_Material provided_.

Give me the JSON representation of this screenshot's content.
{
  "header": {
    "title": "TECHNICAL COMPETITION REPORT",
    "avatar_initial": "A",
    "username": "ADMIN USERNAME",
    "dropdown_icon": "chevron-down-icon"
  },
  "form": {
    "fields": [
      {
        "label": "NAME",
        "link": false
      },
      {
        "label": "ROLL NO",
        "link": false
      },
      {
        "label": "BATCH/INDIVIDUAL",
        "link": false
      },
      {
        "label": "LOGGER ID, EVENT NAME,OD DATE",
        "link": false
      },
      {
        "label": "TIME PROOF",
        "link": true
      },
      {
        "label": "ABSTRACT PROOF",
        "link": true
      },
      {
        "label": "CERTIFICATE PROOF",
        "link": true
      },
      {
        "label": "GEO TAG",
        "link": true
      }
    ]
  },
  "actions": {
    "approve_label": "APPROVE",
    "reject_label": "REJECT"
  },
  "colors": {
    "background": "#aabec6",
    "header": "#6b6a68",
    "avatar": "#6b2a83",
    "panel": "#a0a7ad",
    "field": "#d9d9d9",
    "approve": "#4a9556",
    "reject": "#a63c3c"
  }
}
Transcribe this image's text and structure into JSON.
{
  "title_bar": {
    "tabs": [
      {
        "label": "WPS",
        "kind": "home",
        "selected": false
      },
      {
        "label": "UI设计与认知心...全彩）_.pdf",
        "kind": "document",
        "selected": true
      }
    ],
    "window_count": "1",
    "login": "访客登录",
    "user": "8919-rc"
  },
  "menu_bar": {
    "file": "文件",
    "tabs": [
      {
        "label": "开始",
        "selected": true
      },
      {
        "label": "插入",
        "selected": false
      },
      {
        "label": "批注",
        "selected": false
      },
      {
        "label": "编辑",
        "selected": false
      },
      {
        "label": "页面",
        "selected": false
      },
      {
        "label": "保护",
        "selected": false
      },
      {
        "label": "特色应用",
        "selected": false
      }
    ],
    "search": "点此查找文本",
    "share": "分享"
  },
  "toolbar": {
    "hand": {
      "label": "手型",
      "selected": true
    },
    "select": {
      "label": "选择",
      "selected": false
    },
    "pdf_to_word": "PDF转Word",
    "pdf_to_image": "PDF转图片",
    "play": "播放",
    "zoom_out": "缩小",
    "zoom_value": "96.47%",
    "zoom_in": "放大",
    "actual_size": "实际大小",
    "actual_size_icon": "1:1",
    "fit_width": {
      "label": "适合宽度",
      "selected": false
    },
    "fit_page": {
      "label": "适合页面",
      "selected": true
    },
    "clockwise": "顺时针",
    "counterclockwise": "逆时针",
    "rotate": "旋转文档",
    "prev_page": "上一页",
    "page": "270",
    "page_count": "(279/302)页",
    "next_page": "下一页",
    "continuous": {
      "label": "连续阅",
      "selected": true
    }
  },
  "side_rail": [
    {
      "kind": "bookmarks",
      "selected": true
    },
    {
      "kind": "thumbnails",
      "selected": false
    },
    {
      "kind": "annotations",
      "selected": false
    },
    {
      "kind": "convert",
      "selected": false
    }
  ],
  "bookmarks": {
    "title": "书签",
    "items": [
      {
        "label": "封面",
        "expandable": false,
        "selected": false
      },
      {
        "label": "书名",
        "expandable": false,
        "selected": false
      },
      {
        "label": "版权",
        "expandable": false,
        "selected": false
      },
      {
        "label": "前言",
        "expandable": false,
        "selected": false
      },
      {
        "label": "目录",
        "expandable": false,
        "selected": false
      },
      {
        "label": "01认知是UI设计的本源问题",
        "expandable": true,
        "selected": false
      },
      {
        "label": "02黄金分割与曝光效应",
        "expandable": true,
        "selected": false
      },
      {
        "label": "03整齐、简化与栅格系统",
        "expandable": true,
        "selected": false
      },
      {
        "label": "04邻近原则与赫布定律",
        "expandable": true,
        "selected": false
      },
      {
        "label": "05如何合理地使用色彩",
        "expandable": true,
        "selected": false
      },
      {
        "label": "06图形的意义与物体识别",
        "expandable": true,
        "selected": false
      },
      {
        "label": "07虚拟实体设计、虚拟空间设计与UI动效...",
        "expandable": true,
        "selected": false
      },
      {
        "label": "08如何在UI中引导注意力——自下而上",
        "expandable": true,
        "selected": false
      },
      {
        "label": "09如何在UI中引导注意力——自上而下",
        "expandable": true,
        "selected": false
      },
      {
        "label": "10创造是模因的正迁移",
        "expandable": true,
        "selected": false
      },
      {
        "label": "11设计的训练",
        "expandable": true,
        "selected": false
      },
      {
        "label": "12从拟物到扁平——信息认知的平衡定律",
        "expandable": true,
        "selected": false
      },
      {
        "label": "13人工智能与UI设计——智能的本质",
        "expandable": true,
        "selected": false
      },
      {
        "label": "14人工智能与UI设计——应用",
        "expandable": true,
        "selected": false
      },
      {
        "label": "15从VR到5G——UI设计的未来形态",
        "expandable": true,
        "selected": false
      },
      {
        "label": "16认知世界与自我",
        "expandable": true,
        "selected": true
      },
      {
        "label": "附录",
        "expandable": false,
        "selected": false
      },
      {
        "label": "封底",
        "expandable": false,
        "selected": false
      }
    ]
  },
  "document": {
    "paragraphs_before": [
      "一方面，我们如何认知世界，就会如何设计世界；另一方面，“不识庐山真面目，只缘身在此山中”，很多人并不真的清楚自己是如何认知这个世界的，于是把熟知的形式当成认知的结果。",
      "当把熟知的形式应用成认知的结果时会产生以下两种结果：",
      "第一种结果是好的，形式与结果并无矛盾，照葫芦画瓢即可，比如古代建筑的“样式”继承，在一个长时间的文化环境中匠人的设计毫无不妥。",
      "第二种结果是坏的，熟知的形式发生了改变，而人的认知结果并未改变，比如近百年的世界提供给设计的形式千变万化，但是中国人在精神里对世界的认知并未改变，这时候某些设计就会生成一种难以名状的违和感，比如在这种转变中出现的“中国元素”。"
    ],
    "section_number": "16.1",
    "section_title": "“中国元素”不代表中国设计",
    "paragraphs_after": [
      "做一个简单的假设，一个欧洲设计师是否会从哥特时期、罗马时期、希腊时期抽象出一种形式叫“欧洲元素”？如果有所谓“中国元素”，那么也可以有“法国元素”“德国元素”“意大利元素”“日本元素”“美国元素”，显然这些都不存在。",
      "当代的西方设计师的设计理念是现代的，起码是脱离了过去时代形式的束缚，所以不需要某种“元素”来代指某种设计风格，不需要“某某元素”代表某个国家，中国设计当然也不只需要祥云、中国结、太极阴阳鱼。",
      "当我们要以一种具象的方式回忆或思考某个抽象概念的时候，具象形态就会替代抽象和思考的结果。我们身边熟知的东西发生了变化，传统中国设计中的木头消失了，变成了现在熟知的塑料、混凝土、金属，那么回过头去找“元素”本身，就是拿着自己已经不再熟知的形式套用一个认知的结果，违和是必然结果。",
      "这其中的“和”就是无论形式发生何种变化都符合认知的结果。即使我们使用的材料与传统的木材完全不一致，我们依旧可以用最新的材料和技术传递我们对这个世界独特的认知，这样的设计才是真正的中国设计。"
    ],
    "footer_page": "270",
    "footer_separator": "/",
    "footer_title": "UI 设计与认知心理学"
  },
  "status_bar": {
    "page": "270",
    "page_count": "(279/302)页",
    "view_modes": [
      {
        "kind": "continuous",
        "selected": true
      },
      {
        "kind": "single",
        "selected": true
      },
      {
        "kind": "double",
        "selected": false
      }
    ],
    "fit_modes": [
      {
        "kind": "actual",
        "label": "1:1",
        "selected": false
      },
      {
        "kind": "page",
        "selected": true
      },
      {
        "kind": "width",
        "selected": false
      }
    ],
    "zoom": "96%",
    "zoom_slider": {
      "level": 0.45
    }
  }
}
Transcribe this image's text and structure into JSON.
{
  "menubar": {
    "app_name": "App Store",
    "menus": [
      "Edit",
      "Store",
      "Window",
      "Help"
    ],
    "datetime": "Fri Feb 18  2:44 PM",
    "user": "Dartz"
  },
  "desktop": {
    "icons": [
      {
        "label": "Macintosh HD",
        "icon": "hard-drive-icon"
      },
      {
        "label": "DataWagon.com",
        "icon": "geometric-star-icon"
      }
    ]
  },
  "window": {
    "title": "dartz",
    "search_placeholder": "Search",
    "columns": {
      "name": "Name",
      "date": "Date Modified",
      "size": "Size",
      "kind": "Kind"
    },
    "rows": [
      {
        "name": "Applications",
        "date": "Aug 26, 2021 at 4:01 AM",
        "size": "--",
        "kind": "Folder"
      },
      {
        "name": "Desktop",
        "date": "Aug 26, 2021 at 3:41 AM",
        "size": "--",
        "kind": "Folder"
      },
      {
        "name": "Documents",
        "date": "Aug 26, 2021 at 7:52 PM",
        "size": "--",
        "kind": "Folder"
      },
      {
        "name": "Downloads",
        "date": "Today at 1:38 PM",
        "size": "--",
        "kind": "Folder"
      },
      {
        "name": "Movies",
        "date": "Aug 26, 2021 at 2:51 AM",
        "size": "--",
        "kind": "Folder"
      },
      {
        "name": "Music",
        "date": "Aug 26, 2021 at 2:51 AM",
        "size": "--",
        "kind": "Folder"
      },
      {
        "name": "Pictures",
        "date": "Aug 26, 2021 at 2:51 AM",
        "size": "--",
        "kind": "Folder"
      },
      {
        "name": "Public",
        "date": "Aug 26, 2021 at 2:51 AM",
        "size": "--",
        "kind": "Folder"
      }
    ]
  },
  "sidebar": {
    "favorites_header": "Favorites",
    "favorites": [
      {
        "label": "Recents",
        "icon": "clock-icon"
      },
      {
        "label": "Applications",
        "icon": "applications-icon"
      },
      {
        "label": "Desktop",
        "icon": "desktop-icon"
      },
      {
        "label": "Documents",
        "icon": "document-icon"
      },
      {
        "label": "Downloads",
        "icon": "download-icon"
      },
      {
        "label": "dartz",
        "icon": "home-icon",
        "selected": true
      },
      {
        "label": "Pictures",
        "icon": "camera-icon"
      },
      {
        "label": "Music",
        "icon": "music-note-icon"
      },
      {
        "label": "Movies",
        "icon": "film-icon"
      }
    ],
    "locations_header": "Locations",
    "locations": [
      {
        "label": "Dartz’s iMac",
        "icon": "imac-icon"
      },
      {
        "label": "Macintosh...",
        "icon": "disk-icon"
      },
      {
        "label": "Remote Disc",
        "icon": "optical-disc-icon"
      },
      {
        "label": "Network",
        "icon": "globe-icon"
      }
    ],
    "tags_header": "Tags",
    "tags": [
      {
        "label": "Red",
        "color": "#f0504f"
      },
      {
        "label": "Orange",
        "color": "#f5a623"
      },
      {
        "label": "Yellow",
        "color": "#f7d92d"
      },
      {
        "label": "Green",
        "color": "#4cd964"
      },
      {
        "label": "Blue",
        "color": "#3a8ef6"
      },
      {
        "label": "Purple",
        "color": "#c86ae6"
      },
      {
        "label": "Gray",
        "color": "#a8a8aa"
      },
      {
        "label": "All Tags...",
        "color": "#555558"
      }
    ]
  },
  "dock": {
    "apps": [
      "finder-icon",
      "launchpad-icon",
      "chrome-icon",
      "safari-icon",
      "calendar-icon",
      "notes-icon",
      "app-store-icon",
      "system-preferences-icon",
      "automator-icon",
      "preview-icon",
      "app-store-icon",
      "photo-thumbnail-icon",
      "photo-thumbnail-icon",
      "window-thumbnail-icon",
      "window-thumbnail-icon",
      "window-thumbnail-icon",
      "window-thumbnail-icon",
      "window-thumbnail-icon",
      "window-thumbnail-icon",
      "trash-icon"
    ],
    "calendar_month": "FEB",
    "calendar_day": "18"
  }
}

_The exercise_.
Check each line above for the word "PROOF", and copy the lines where it appears.

_Response to the exercise_.
        "label": "TIME PROOF",
        "label": "ABSTRACT PROOF",
        "label": "CERTIFICATE PROOF",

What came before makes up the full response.